Dataset records:

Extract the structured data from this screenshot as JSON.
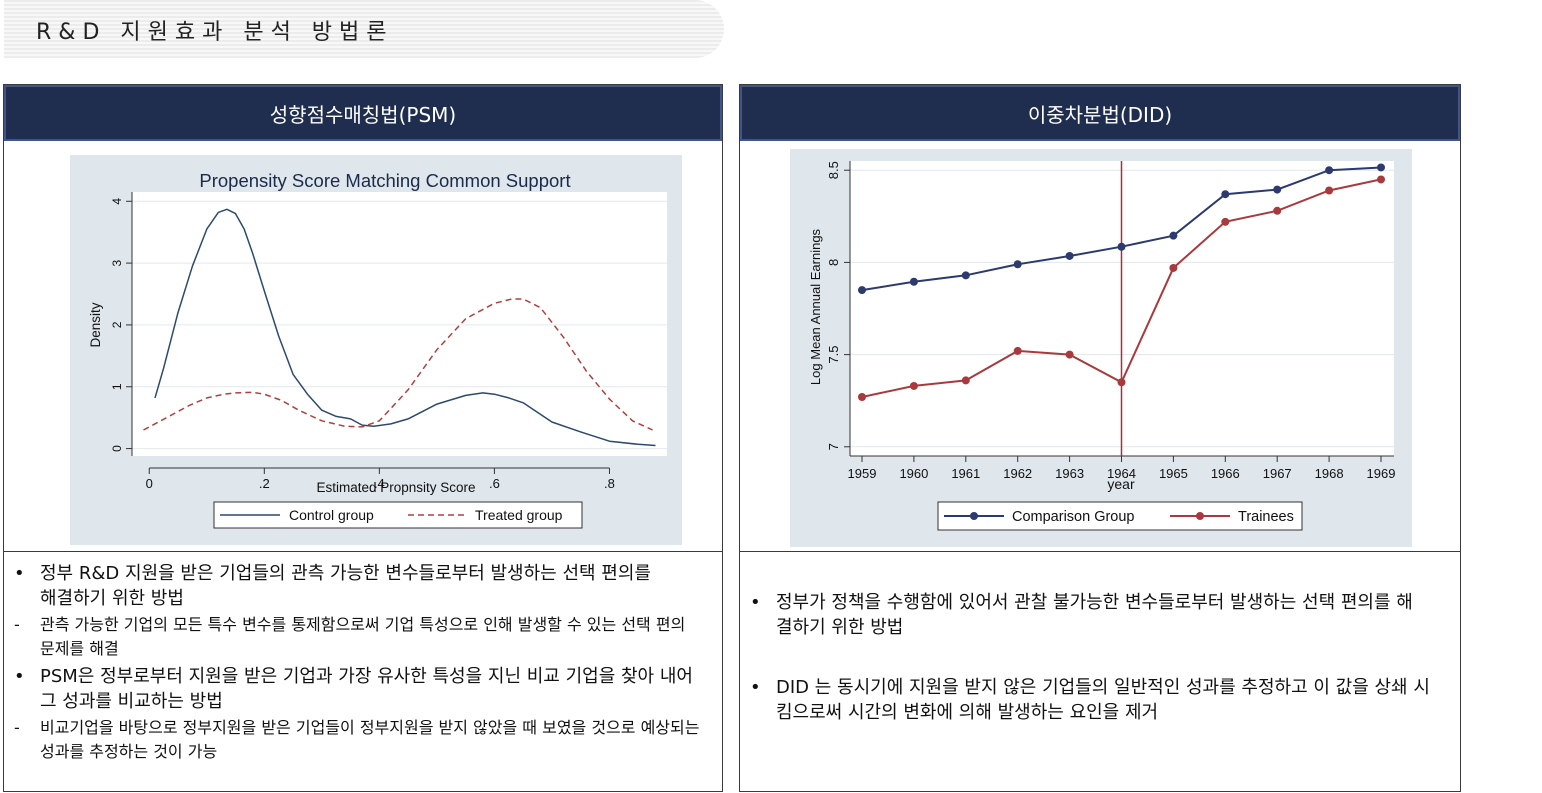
{
  "page_title": "R&D 지원효과 분석 방법론",
  "left_panel": {
    "header": "성향점수매칭법(PSM)",
    "bullets": [
      {
        "mark": "•",
        "text": "정부 R&D 지원을 받은 기업들의 관측 가능한 변수들로부터 발생하는 선택 편의를 해결하기 위한 방법"
      },
      {
        "mark": "-",
        "text": "관측 가능한 기업의 모든 특수 변수를 통제함으로써 기업 특성으로 인해 발생할 수 있는 선택 편의 문제를 해결"
      },
      {
        "mark": "•",
        "text": "PSM은 정부로부터 지원을 받은 기업과 가장 유사한 특성을 지닌 비교 기업을 찾아 내어 그 성과를 비교하는 방법"
      },
      {
        "mark": "-",
        "text": "비교기업을 바탕으로 정부지원을 받은 기업들이 정부지원을 받지 않았을 때 보였을 것으로 예상되는 성과를 추정하는 것이 가능"
      }
    ]
  },
  "right_panel": {
    "header": "이중차분법(DID)",
    "bullets": [
      {
        "mark": "•",
        "text": "정부가 정책을 수행함에 있어서 관찰 불가능한 변수들로부터 발생하는 선택 편의를 해결하기 위한 방법"
      },
      {
        "mark": "•",
        "text": "DID 는 동시기에 지원을 받지 않은 기업들의 일반적인 성과를 추정하고 이 값을 상쇄 시킴으로써 시간의 변화에 의해 발생하는 요인을 제거"
      }
    ]
  },
  "chart_data": [
    {
      "type": "line",
      "title": "Propensity Score Matching Common Support",
      "xlabel": "Estimated Propnsity Score",
      "ylabel": "Density",
      "xlim": [
        -0.03,
        0.9
      ],
      "ylim": [
        -0.12,
        4.15
      ],
      "x_ticks": [
        0,
        0.2,
        0.4,
        0.6,
        0.8
      ],
      "x_tick_labels": [
        "0",
        ".2",
        ".4",
        ".6",
        ".8"
      ],
      "y_ticks": [
        0,
        1,
        2,
        3,
        4
      ],
      "y_tick_labels": [
        "0",
        "1",
        "2",
        "3",
        "4"
      ],
      "grid": true,
      "legend_position": "bottom",
      "series": [
        {
          "name": "Control group",
          "color": "#2c4a6e",
          "style": "solid",
          "x": [
            0.01,
            0.025,
            0.05,
            0.075,
            0.1,
            0.12,
            0.135,
            0.15,
            0.165,
            0.18,
            0.2,
            0.225,
            0.25,
            0.275,
            0.3,
            0.325,
            0.35,
            0.37,
            0.39,
            0.42,
            0.45,
            0.5,
            0.55,
            0.58,
            0.6,
            0.625,
            0.65,
            0.7,
            0.75,
            0.8,
            0.85,
            0.88
          ],
          "y": [
            0.82,
            1.3,
            2.2,
            2.95,
            3.55,
            3.82,
            3.87,
            3.8,
            3.55,
            3.15,
            2.55,
            1.82,
            1.2,
            0.88,
            0.62,
            0.52,
            0.48,
            0.38,
            0.36,
            0.4,
            0.48,
            0.72,
            0.86,
            0.9,
            0.88,
            0.82,
            0.74,
            0.43,
            0.27,
            0.12,
            0.07,
            0.05
          ]
        },
        {
          "name": "Treated group",
          "color": "#b04040",
          "style": "dashed",
          "x": [
            -0.01,
            0.03,
            0.07,
            0.1,
            0.13,
            0.15,
            0.18,
            0.2,
            0.23,
            0.26,
            0.3,
            0.34,
            0.37,
            0.4,
            0.45,
            0.5,
            0.55,
            0.6,
            0.63,
            0.65,
            0.68,
            0.72,
            0.76,
            0.8,
            0.84,
            0.875
          ],
          "y": [
            0.3,
            0.5,
            0.7,
            0.82,
            0.88,
            0.9,
            0.91,
            0.88,
            0.78,
            0.62,
            0.45,
            0.36,
            0.35,
            0.45,
            0.95,
            1.6,
            2.1,
            2.35,
            2.42,
            2.42,
            2.28,
            1.8,
            1.25,
            0.8,
            0.45,
            0.3
          ]
        }
      ]
    },
    {
      "type": "line",
      "xlabel": "year",
      "ylabel": "Log Mean Annual Earnings",
      "categories": [
        "1959",
        "1960",
        "1961",
        "1962",
        "1963",
        "1964",
        "1965",
        "1966",
        "1967",
        "1968",
        "1969"
      ],
      "ylim": [
        6.95,
        8.55
      ],
      "y_ticks": [
        7,
        7.5,
        8,
        8.5
      ],
      "y_tick_labels": [
        "7",
        "7.5",
        "8",
        "8.5"
      ],
      "grid": true,
      "legend_position": "bottom",
      "vertical_line_at": "1964",
      "vertical_line_color": "#b22a3a",
      "series": [
        {
          "name": "Comparison Group",
          "color": "#2c3a6e",
          "values": [
            7.85,
            7.895,
            7.93,
            7.99,
            8.035,
            8.085,
            8.145,
            8.37,
            8.395,
            8.5,
            8.515
          ]
        },
        {
          "name": "Trainees",
          "color": "#a83a3e",
          "values": [
            7.27,
            7.33,
            7.36,
            7.52,
            7.5,
            7.35,
            7.97,
            8.22,
            8.28,
            8.39,
            8.45
          ]
        }
      ]
    }
  ]
}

Set exercise: List all lines from the entries that include the word "해결하기".

The solution:
        "text": "정부 R&D 지원을 받은 기업들의 관측 가능한 변수들로부터 발생하는 선택 편의를 해결하기 위한 방법"
        "text": "정부가 정책을 수행함에 있어서 관찰 불가능한 변수들로부터 발생하는 선택 편의를 해결하기 위한 방법"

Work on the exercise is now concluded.